(Items from a data source)
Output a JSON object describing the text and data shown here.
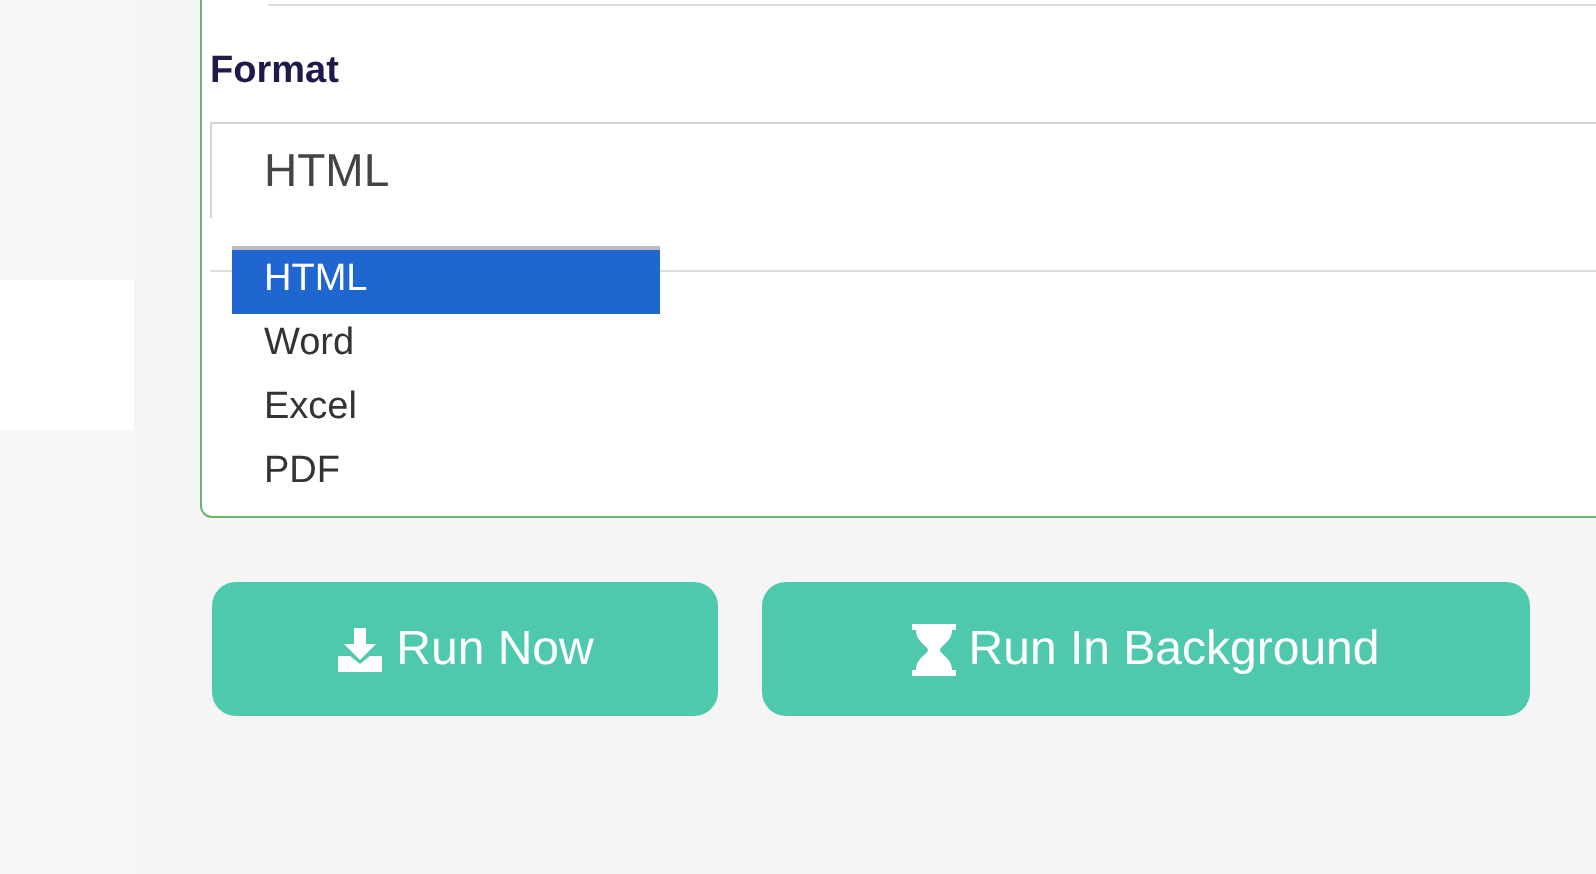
{
  "format_field": {
    "label": "Format",
    "value": "HTML",
    "expanded": true,
    "options": [
      {
        "label": "HTML",
        "selected": true
      },
      {
        "label": "Word",
        "selected": false
      },
      {
        "label": "Excel",
        "selected": false
      },
      {
        "label": "PDF",
        "selected": false
      }
    ]
  },
  "buttons": [
    {
      "label": "Run Now",
      "kind": "download"
    },
    {
      "label": "Run In Background",
      "kind": "hourglass"
    }
  ]
}
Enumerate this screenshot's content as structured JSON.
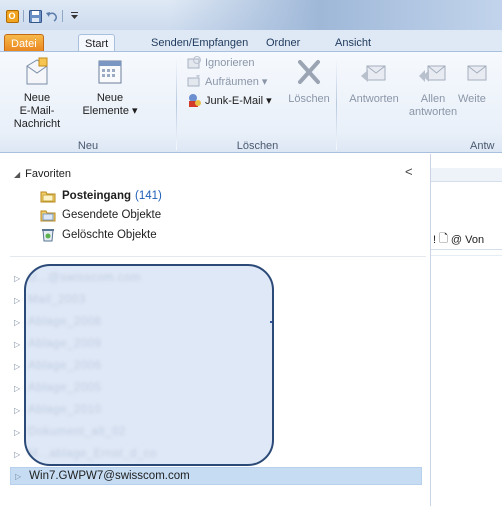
{
  "quick_access": {
    "app_icon_letter": "O",
    "items": [
      "save-icon",
      "undo-icon",
      "customize-icon"
    ]
  },
  "tabs": [
    {
      "label": "Datei",
      "type": "file"
    },
    {
      "label": "Start",
      "type": "active"
    },
    {
      "label": "Senden/Empfangen",
      "type": "normal"
    },
    {
      "label": "Ordner",
      "type": "normal"
    },
    {
      "label": "Ansicht",
      "type": "normal"
    }
  ],
  "ribbon": {
    "neu": {
      "group_label": "Neu",
      "new_email_label": "Neue\nE-Mail-Nachricht",
      "new_items_label": "Neue\nElemente ▾"
    },
    "loeschen": {
      "group_label": "Löschen",
      "ignore_label": "Ignorieren",
      "cleanup_label": "Aufräumen ▾",
      "junk_label": "Junk-E-Mail ▾",
      "delete_label": "Löschen"
    },
    "antworten": {
      "group_label": "Antw",
      "reply_label": "Antworten",
      "reply_all_label": "Allen\nantworten",
      "forward_label": "Weite"
    }
  },
  "navigation": {
    "favorites_header": "Favoriten",
    "collapse_glyph": "<",
    "favorites": [
      {
        "label": "Posteingang",
        "count": "(141)",
        "bold": true,
        "icon": "inbox-icon"
      },
      {
        "label": "Gesendete Objekte",
        "count": "",
        "bold": false,
        "icon": "sent-items-icon"
      },
      {
        "label": "Gelöschte Objekte",
        "count": "",
        "bold": false,
        "icon": "deleted-items-icon"
      }
    ],
    "accounts": [
      {
        "label": "U...@swisscom.com",
        "obscured": true
      },
      {
        "label": "Mail_2003",
        "obscured": true
      },
      {
        "label": "Ablage_2008",
        "obscured": true
      },
      {
        "label": "Ablage_2009",
        "obscured": true
      },
      {
        "label": "Ablage_2006",
        "obscured": true
      },
      {
        "label": "Ablage_2005",
        "obscured": true
      },
      {
        "label": "Ablage_2010",
        "obscured": true
      },
      {
        "label": "Dokument_alt_02",
        "obscured": true
      },
      {
        "label": "M...ablage_Ernst_d_co",
        "obscured": true
      },
      {
        "label": "Win7.GWPW7@swisscom.com",
        "obscured": false,
        "selected": true
      }
    ]
  },
  "message_list": {
    "header_icons": [
      "!",
      "🗋",
      "@"
    ],
    "from_label": "Von"
  },
  "colors": {
    "file_tab": "#e9831d",
    "selection": "#c5dcf3",
    "count_blue": "#1f5fb8",
    "annotation_border": "#2b4a78"
  }
}
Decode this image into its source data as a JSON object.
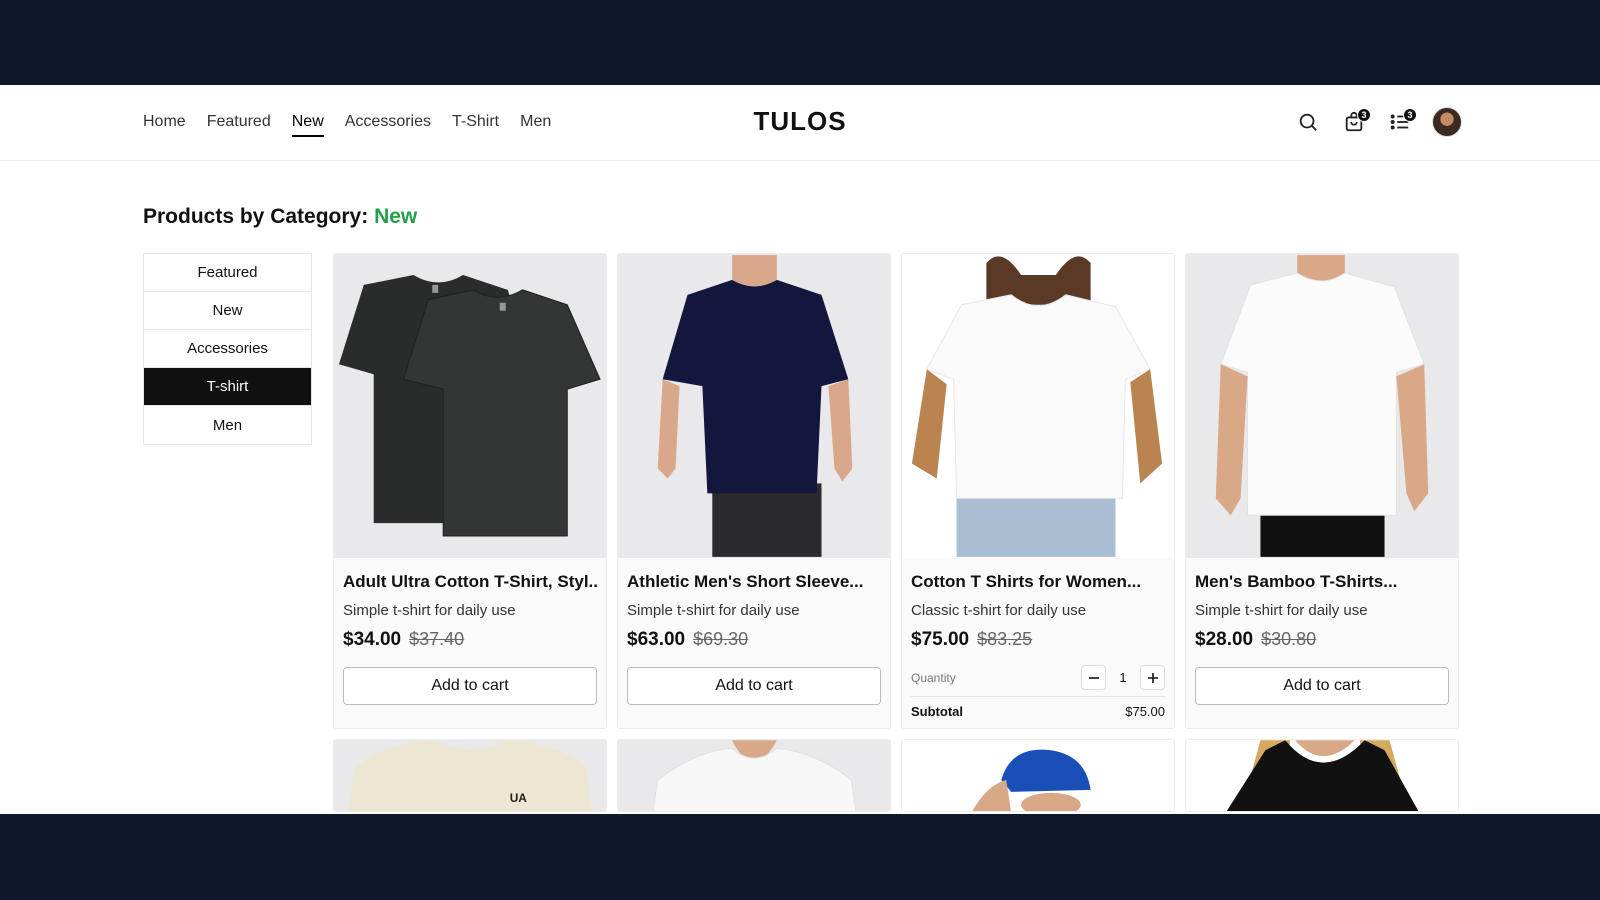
{
  "header": {
    "nav": [
      "Home",
      "Featured",
      "New",
      "Accessories",
      "T-Shirt",
      "Men"
    ],
    "active_nav": "New",
    "logo": "TULOS",
    "cart_count": "3",
    "list_count": "3"
  },
  "page": {
    "title_prefix": "Products by Category:",
    "title_category": "New"
  },
  "sidebar": {
    "items": [
      "Featured",
      "New",
      "Accessories",
      "T-shirt",
      "Men"
    ],
    "active": "T-shirt"
  },
  "products": [
    {
      "title": "Adult Ultra Cotton T-Shirt, Styl...",
      "desc": "Simple t-shirt for daily use",
      "price": "$34.00",
      "old_price": "$37.40",
      "button": "Add to cart",
      "image": "black-tshirt-pair"
    },
    {
      "title": "Athletic Men's Short Sleeve...",
      "desc": "Simple t-shirt for daily use",
      "price": "$63.00",
      "old_price": "$69.30",
      "button": "Add to cart",
      "image": "navy-athletic-tshirt"
    },
    {
      "title": "Cotton T Shirts for Women...",
      "desc": "Classic t-shirt for daily use",
      "price": "$75.00",
      "old_price": "$83.25",
      "quantity_label": "Quantity",
      "quantity": "1",
      "subtotal_label": "Subtotal",
      "subtotal": "$75.00",
      "image": "white-womens-tshirt"
    },
    {
      "title": "Men's Bamboo T-Shirts...",
      "desc": "Simple t-shirt for daily use",
      "price": "$28.00",
      "old_price": "$30.80",
      "button": "Add to cart",
      "image": "white-mens-tshirt"
    }
  ],
  "colors": {
    "category_accent": "#22a04b",
    "frame": "#0f172a"
  }
}
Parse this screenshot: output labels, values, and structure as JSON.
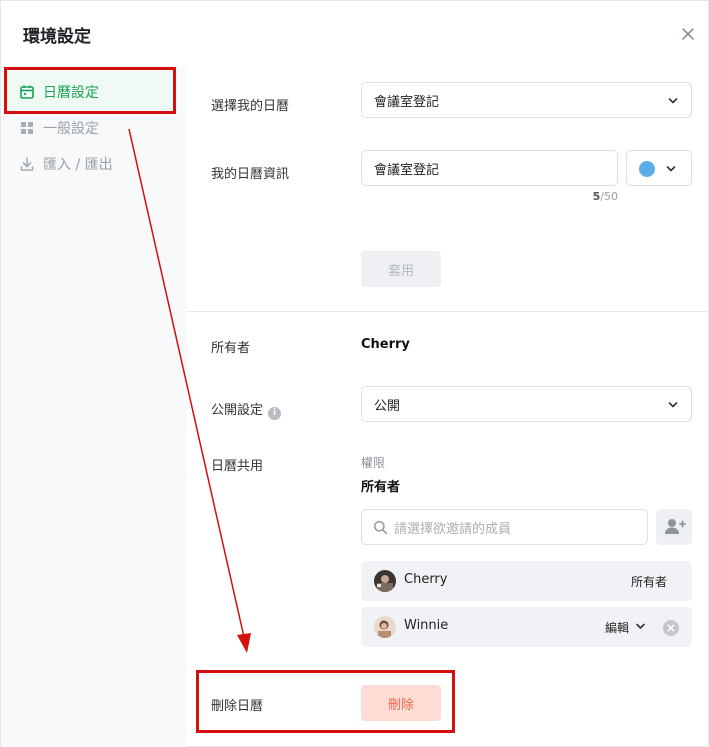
{
  "dialog": {
    "title": "環境設定"
  },
  "sidebar": {
    "items": [
      {
        "label": "日曆設定",
        "icon": "calendar-icon",
        "active": true
      },
      {
        "label": "一般設定",
        "icon": "grid-icon",
        "active": false
      },
      {
        "label": "匯入 / 匯出",
        "icon": "download-icon",
        "active": false
      }
    ]
  },
  "form": {
    "select_calendar_label": "選擇我的日曆",
    "select_calendar_value": "會議室登記",
    "calendar_info_label": "我的日曆資訊",
    "calendar_info_value": "會議室登記",
    "counter_current": "5",
    "counter_max": "/50",
    "color": "#5aaee8",
    "apply_label": "套用",
    "owner_label": "所有者",
    "owner_value": "Cherry",
    "public_label": "公開設定",
    "info_glyph": "i",
    "public_value": "公開",
    "share_label": "日曆共用",
    "perm_label": "權限",
    "perm_value": "所有者",
    "search_placeholder": "請選擇欲邀請的成員",
    "members": [
      {
        "name": "Cherry",
        "role": "所有者"
      },
      {
        "name": "Winnie",
        "role": "編輯"
      }
    ],
    "delete_label": "刪除日曆",
    "delete_button": "刪除"
  },
  "colors": {
    "accent": "#1ba35a",
    "highlight": "#d40f0f",
    "danger": "#f06a50"
  }
}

▶ [EXERCISE INSTRUCTIONS]
Look through the records and gather each line with the word "object".

▶ [TASK ANSWER]
Output a JSON object describing the text and data shown here.
Decode this image into its source data as a JSON object.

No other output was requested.